## Goal
Transcribe the listing in full, excluding any pictures.
## START Material for the task
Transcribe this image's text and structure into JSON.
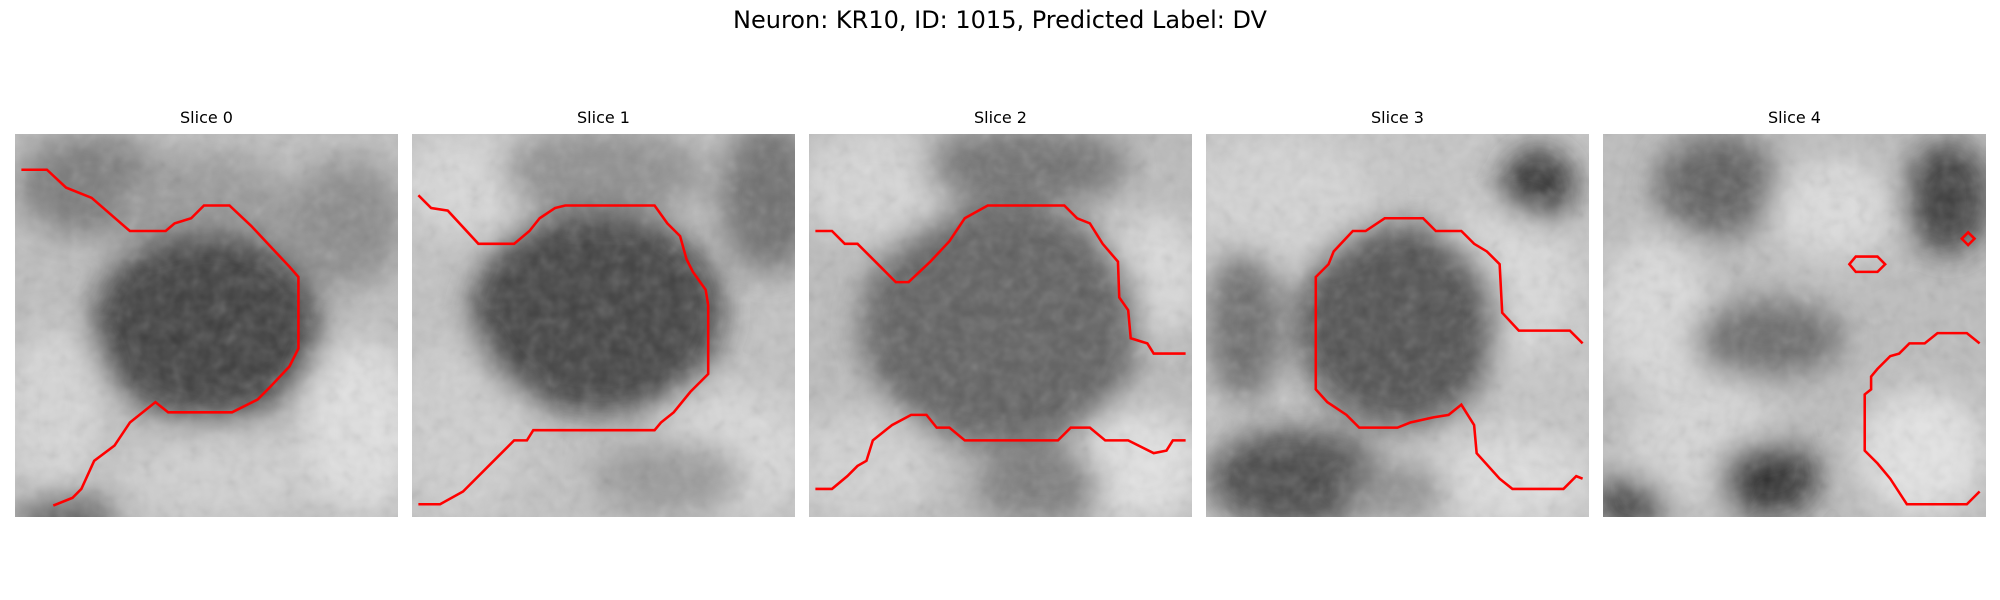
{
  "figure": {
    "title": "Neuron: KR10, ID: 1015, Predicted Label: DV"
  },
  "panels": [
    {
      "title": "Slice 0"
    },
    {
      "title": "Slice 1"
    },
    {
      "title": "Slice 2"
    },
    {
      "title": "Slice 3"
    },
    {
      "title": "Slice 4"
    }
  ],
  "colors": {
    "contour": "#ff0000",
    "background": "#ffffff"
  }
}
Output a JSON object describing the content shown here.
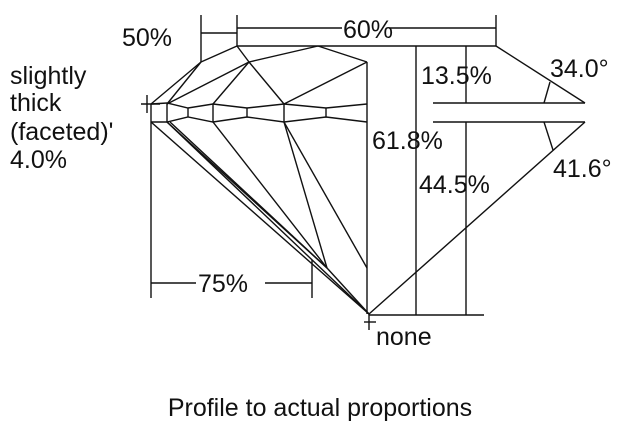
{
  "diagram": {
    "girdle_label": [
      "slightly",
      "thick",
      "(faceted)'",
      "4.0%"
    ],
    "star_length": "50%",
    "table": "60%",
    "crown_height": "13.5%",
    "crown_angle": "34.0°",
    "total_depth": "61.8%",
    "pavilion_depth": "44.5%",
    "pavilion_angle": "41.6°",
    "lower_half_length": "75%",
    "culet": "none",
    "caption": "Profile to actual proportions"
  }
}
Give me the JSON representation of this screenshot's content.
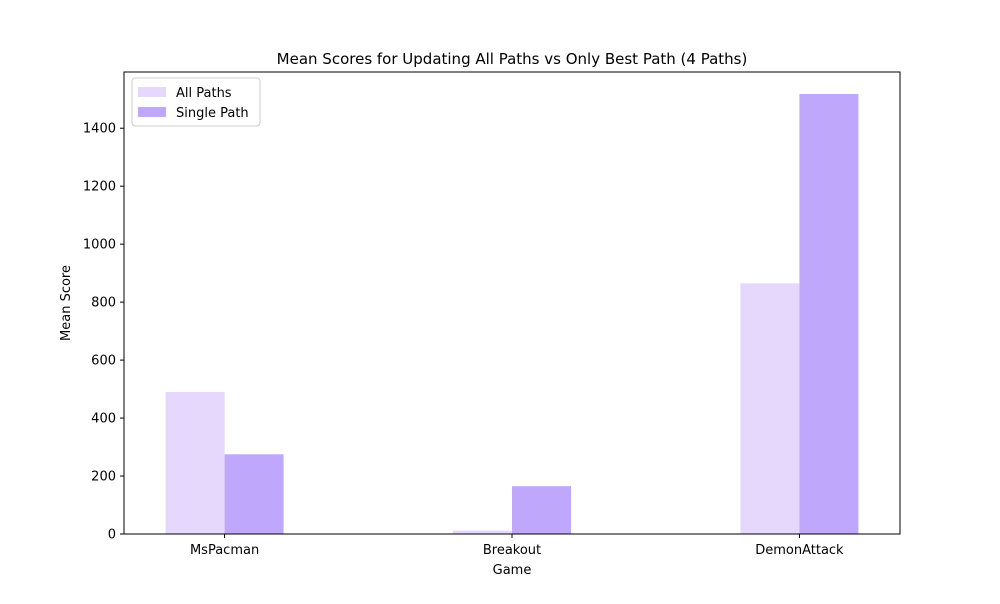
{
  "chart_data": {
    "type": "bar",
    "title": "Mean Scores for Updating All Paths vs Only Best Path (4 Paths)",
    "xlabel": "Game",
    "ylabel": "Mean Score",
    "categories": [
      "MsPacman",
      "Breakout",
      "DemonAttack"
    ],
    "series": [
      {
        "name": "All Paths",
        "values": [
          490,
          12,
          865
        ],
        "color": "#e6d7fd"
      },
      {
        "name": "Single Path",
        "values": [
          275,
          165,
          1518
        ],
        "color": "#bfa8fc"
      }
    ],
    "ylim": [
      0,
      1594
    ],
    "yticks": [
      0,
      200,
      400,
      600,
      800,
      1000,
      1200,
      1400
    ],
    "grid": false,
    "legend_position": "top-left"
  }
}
## END Material for the task
## Answer to the task
Transcribe this image's text and structure into JSON.
{
  "figure": {
    "title": "Neuron: KR10, ID: 1015, Predicted Label: DV"
  },
  "panels": [
    {
      "title": "Slice 0"
    },
    {
      "title": "Slice 1"
    },
    {
      "title": "Slice 2"
    },
    {
      "title": "Slice 3"
    },
    {
      "title": "Slice 4"
    }
  ],
  "colors": {
    "contour": "#ff0000",
    "background": "#ffffff"
  }
}
Output a JSON object describing the content shown here.
{
  "diagram": {
    "girdle_label": [
      "slightly",
      "thick",
      "(faceted)'",
      "4.0%"
    ],
    "star_length": "50%",
    "table": "60%",
    "crown_height": "13.5%",
    "crown_angle": "34.0°",
    "total_depth": "61.8%",
    "pavilion_depth": "44.5%",
    "pavilion_angle": "41.6°",
    "lower_half_length": "75%",
    "culet": "none",
    "caption": "Profile to actual proportions"
  }
}
Give me the JSON representation of this screenshot's content.
{
  "chart_data": {
    "type": "bar",
    "title": "Mean Scores for Updating All Paths vs Only Best Path (4 Paths)",
    "xlabel": "Game",
    "ylabel": "Mean Score",
    "categories": [
      "MsPacman",
      "Breakout",
      "DemonAttack"
    ],
    "series": [
      {
        "name": "All Paths",
        "values": [
          490,
          12,
          865
        ],
        "color": "#e6d7fd"
      },
      {
        "name": "Single Path",
        "values": [
          275,
          165,
          1518
        ],
        "color": "#bfa8fc"
      }
    ],
    "ylim": [
      0,
      1594
    ],
    "yticks": [
      0,
      200,
      400,
      600,
      800,
      1000,
      1200,
      1400
    ],
    "grid": false,
    "legend_position": "top-left"
  }
}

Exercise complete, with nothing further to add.